• _Task brief_
Determine the number of lines in the listing below where the string "gebruiken" occurs; answer with the number alone.
══════════
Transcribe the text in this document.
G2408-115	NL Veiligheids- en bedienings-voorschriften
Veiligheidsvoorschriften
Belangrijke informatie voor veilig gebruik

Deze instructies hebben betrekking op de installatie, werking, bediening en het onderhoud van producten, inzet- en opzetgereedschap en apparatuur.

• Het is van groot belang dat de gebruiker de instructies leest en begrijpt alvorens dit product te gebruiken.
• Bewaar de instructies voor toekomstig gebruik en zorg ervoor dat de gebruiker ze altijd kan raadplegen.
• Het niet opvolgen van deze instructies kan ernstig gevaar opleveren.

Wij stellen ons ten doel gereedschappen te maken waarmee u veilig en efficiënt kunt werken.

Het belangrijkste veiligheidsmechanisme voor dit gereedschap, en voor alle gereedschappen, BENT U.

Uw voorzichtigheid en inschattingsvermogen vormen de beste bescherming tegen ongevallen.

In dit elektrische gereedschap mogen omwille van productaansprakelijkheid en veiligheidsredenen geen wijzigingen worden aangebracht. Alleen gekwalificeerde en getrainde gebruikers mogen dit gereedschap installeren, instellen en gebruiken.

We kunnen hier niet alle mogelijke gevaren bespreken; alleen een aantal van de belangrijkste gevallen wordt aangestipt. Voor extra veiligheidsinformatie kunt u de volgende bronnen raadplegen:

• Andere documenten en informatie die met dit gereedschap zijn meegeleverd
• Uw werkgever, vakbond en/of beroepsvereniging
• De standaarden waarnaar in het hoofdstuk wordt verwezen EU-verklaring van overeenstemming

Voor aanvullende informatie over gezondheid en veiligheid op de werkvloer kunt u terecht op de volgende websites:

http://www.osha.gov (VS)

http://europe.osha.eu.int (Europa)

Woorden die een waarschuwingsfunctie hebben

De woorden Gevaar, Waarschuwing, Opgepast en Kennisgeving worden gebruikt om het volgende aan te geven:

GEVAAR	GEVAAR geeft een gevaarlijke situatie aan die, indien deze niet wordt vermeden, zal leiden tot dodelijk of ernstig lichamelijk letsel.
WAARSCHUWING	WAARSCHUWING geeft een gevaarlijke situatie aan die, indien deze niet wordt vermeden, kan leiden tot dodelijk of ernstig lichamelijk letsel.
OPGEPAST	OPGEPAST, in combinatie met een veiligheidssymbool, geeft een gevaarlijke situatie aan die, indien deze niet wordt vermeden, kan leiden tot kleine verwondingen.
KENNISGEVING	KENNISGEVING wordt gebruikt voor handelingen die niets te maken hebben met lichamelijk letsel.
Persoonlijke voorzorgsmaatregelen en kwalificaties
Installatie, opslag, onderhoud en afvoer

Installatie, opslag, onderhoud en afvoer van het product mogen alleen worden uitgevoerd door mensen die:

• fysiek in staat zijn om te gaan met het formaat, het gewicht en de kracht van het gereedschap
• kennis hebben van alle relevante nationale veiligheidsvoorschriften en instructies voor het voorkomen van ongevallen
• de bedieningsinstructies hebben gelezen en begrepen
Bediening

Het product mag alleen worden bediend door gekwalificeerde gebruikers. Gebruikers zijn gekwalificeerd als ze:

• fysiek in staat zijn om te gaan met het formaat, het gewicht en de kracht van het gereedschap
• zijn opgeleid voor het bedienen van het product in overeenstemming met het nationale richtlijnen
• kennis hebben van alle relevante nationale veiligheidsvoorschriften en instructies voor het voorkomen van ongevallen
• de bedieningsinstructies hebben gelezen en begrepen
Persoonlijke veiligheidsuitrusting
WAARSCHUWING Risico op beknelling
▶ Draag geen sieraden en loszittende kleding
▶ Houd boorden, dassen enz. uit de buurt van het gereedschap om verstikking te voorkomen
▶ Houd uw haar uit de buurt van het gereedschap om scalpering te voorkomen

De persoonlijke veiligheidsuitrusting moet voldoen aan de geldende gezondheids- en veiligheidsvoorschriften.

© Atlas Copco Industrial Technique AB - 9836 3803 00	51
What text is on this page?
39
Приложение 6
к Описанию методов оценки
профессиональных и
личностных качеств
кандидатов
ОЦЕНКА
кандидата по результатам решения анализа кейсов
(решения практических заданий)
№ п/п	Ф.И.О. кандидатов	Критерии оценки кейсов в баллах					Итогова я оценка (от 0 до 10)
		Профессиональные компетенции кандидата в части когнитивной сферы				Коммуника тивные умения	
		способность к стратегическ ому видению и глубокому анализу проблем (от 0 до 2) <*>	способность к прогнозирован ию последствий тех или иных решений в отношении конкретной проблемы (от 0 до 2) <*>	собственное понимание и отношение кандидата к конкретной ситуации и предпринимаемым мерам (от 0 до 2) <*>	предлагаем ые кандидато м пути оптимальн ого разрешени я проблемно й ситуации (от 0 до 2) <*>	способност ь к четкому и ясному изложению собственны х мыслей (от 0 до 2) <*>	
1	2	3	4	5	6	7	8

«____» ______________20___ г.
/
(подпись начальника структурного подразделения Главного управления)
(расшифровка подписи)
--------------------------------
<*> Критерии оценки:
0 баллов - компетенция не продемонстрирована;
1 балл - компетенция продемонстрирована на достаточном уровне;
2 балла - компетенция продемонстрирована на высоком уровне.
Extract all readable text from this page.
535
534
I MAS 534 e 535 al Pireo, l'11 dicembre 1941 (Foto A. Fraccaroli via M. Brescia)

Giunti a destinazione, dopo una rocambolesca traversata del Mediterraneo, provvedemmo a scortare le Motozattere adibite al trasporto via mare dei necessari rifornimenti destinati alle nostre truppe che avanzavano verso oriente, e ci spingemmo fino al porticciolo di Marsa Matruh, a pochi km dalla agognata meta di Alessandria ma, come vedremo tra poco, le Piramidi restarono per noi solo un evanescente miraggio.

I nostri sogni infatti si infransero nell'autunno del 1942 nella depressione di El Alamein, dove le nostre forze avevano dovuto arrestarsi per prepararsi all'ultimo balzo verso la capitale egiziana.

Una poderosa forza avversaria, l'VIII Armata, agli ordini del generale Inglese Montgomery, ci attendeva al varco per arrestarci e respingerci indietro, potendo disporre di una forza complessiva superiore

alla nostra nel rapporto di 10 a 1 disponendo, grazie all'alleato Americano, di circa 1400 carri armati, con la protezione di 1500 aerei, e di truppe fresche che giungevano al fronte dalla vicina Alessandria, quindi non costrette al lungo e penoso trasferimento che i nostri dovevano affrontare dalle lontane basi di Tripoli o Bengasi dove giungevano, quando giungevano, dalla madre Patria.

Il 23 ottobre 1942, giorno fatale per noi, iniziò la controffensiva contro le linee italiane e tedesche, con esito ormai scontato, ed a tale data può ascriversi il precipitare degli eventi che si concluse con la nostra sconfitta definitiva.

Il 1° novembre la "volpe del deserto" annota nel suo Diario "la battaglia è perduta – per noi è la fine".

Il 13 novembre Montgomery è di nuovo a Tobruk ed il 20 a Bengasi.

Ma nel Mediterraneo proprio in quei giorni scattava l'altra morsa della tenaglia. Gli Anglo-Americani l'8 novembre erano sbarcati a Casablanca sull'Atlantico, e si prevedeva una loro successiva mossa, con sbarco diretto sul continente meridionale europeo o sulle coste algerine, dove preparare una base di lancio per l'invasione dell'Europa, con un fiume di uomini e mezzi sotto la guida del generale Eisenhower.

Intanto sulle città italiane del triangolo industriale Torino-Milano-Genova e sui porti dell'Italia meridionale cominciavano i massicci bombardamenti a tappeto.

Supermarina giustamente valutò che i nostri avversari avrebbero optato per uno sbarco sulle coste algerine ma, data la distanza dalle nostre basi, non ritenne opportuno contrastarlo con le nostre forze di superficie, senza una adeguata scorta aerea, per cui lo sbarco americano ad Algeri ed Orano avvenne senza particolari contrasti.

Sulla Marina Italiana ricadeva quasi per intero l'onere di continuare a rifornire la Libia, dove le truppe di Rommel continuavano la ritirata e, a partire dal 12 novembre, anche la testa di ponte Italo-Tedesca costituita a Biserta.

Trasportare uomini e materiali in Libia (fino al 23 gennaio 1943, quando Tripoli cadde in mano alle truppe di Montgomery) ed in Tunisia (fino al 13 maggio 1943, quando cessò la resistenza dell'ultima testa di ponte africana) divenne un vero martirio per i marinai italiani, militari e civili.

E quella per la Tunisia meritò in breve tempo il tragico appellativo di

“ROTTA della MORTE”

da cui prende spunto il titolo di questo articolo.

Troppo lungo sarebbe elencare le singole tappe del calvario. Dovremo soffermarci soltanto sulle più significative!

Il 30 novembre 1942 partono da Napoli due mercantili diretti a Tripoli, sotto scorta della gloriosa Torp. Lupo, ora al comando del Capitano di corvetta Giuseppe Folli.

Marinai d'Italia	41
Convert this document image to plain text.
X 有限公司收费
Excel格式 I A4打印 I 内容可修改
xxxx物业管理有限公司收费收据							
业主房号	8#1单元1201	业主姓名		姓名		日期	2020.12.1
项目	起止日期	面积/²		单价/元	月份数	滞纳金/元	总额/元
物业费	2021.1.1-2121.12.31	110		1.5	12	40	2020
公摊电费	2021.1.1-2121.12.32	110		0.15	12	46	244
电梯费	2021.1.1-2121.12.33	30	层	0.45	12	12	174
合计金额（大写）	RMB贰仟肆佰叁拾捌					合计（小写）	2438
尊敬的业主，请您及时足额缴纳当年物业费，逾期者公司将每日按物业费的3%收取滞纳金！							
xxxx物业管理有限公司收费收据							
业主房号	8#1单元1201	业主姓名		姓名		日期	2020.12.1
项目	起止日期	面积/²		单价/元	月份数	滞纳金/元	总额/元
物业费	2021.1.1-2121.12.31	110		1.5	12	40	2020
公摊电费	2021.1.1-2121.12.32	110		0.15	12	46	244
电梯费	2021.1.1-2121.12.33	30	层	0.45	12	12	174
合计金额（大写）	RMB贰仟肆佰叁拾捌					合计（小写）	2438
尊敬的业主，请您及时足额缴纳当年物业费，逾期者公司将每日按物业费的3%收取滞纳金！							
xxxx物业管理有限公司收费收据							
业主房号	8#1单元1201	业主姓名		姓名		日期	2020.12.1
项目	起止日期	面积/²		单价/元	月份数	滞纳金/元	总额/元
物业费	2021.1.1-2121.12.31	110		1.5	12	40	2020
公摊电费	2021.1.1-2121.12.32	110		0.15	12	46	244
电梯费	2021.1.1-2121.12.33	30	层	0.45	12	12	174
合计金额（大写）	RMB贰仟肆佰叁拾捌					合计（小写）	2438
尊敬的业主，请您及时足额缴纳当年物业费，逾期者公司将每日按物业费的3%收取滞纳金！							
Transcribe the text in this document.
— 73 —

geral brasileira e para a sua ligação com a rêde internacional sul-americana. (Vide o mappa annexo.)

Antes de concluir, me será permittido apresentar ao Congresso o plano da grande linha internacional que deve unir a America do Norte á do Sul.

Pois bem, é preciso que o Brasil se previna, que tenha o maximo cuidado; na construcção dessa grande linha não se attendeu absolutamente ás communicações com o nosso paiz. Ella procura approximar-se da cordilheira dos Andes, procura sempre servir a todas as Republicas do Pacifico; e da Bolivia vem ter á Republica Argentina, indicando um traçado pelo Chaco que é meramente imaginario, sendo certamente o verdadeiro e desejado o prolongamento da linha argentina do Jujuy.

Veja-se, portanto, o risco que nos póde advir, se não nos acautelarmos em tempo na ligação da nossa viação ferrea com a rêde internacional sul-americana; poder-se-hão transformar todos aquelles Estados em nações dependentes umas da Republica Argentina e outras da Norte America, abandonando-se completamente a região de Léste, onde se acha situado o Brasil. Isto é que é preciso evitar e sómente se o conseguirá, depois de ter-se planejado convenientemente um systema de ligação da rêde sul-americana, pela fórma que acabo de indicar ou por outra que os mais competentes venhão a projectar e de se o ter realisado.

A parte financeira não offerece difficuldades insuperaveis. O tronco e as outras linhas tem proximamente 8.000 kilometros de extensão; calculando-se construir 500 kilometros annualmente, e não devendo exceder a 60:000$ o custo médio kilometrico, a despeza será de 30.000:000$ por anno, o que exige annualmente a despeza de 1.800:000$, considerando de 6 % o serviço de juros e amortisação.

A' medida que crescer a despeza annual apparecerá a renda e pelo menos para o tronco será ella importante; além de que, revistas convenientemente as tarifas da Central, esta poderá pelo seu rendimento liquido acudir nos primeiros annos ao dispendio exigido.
══════════
• _Finished exercise_
2